Extract =
--- begin ---

The Adventurer's Son(25)
It was hard to argue with that.
LIKE MANY OF us, Roman shifted his interests when puberty arrived and he became more interested in adventure than natural history. Between his junior and senior year of high school, he suggested we compete together in the 2004 Wilderness Classic. Roman’s initiative to enter the race was a natural outcome of family hiking trips and the fact that Peggy and I had participated together three times ourselves. At sixteen, he figured he could meet any outdoor challenge his mother could.
At fourteen, Roman had helped me field-test an adventure race course in the Alaska Range. As he preran the course with Peggy, me, and a handful of others, Roman discovered his endurance and tolerance for discomfort on a new scale. He also discovered the excitement of swift-water packrafting. The Classic would test his boating skills, as well as his tolerance for discomfort and his endurance. I also knew from a dozen Classics that the grueling event’s rugged courses destroyed participants’ feet. For Roman’s first race, I proposed that we use mountain bikes and packrafts to avoid “feet-beat,” making the experience as positive as possible for him.
Fortunately, Roman had commuted by mountain bike, winter and summer, five miles each way every day all through middle and high school. To train specifically for the Classic, we pedaled and pushed our bikes up nearby mountains and paddled down rivers and streams in our packrafts with bikes strapped to their bows—“bikerafting.” We also made a ten-day trip to the Brooks Range, where we packrafted three rivers that we linked with overland treks. Come race time, we were ready.
Thirty-five of us started the race at Eureka Roadhouse, a hundred miles from Anchorage. The finish line waited 150 miles away in Talkeetna. By the end of the first day the sky threatened rain and both of us found ourselves exhausted and butt-sore. For well over fifteen hours, we had pedaled, pushed, and carried our mountain bikes across fifty miles of Alaskan backcountry and wilderness.
We set down our bikes on a tundra shelf, high in the Talkeetna Mountains, and pulled on our puffy Patagonia pullovers. After arranging our sleeping pads next to each other, we pressed ourselves together to share body heat, pushed our feet into our empty backpacks, and pulled our deflated packrafts over us like blankets against the rain. To save weight, we carried no sleeping bags, bivy sacks, tent, or even tarp. Before we settled in to bivouac a few hours, Roman reached into his food bag. “Here you go, old man,” he said, grinning as he tossed me a Cadbury bar. “I didn’t eat my full ration today and figured you’d need this to stay warm tonight.”

--- end ---

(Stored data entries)

--- begin ---

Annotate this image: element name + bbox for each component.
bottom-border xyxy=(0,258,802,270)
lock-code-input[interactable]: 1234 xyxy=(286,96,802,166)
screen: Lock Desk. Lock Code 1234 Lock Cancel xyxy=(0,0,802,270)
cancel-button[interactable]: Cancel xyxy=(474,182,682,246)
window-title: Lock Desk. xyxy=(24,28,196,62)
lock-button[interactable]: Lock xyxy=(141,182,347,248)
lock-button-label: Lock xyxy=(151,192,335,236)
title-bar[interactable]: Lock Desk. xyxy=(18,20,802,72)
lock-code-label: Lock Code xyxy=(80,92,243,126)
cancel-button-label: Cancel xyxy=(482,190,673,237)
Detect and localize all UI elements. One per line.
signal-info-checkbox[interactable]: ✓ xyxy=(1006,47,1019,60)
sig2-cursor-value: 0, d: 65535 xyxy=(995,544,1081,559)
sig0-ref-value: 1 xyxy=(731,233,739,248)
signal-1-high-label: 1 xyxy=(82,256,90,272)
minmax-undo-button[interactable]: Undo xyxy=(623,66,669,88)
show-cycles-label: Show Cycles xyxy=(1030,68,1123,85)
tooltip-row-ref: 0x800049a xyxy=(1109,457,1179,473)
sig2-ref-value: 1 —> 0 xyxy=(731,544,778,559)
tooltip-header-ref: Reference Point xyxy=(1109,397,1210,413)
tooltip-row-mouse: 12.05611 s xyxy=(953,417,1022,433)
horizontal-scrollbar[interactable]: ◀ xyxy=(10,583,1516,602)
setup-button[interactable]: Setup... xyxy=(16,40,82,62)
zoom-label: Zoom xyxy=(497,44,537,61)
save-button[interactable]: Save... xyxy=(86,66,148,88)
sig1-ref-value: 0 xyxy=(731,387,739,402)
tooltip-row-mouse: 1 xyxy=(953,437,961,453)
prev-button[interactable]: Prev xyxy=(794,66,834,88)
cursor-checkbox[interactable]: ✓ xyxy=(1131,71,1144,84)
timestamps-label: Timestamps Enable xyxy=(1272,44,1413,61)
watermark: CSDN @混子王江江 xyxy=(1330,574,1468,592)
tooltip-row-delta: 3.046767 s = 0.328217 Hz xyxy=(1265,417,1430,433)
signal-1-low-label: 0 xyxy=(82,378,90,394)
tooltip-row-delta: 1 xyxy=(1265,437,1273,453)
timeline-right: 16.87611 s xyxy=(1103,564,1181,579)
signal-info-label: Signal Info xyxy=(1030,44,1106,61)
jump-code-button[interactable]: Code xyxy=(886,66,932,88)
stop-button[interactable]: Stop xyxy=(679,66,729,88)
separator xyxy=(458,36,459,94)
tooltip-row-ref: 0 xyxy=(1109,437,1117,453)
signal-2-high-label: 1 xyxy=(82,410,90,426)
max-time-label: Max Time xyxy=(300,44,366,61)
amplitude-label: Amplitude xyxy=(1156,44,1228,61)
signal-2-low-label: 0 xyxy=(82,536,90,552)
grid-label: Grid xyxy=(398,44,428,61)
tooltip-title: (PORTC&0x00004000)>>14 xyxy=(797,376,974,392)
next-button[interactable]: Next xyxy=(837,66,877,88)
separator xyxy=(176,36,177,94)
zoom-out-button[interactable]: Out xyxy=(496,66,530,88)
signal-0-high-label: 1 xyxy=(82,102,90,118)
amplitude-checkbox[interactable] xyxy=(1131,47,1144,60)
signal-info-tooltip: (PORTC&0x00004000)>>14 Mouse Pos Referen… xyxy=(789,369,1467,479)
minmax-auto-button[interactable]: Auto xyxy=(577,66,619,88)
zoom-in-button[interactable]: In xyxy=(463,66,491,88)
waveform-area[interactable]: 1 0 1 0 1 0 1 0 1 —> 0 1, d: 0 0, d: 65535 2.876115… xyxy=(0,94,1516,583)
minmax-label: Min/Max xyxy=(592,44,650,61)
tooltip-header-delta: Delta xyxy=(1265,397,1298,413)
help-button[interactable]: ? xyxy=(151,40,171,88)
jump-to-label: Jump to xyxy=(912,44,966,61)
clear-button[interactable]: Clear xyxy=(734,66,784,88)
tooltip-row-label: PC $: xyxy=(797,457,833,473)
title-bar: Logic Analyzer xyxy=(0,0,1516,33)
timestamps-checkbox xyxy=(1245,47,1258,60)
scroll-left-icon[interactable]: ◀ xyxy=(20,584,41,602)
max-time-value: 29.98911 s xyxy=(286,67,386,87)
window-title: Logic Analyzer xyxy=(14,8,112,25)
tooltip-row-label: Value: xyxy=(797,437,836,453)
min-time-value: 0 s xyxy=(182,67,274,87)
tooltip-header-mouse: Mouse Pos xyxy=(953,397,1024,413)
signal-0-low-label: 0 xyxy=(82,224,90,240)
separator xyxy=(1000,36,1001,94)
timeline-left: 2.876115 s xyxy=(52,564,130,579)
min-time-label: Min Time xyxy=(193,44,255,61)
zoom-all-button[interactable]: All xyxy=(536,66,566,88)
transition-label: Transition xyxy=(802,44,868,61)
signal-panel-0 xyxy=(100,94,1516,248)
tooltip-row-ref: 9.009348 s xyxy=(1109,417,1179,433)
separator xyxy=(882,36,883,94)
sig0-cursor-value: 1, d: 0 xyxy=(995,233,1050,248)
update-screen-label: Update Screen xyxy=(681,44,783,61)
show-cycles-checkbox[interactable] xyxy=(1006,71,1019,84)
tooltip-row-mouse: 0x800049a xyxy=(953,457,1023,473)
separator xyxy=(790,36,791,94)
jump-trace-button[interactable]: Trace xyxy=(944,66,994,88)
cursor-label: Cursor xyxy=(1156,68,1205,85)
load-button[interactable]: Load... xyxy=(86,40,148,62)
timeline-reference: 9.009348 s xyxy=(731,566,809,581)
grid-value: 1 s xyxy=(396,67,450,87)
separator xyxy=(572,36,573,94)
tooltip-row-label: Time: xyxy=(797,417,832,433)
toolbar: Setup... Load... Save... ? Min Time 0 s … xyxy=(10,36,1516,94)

--- end ---

Task set =
**a.** Copy the portion of the Wilderness Classic passage between "LIKE MANY OF" and "his mother could.", inclusive.
**b.** In the Wilderness Classic passage, how many racers started at Eureka Roadhouse?
Rely only on the Wilderness Classic passage, not on the listing.

Task responses =
**a.**
LIKE MANY OF us, Roman shifted his interests when puberty arrived and he became more interested in adventure than natural history. Between his junior and senior year of high school, he suggested we compete together in the 2004 Wilderness Classic. Roman’s initiative to enter the race was a natural outcome of family hiking trips and the fact that Peggy and I had participated together three times ourselves. At sixteen, he figured he could meet any outdoor challenge his mother could.

**b.** Thirty-five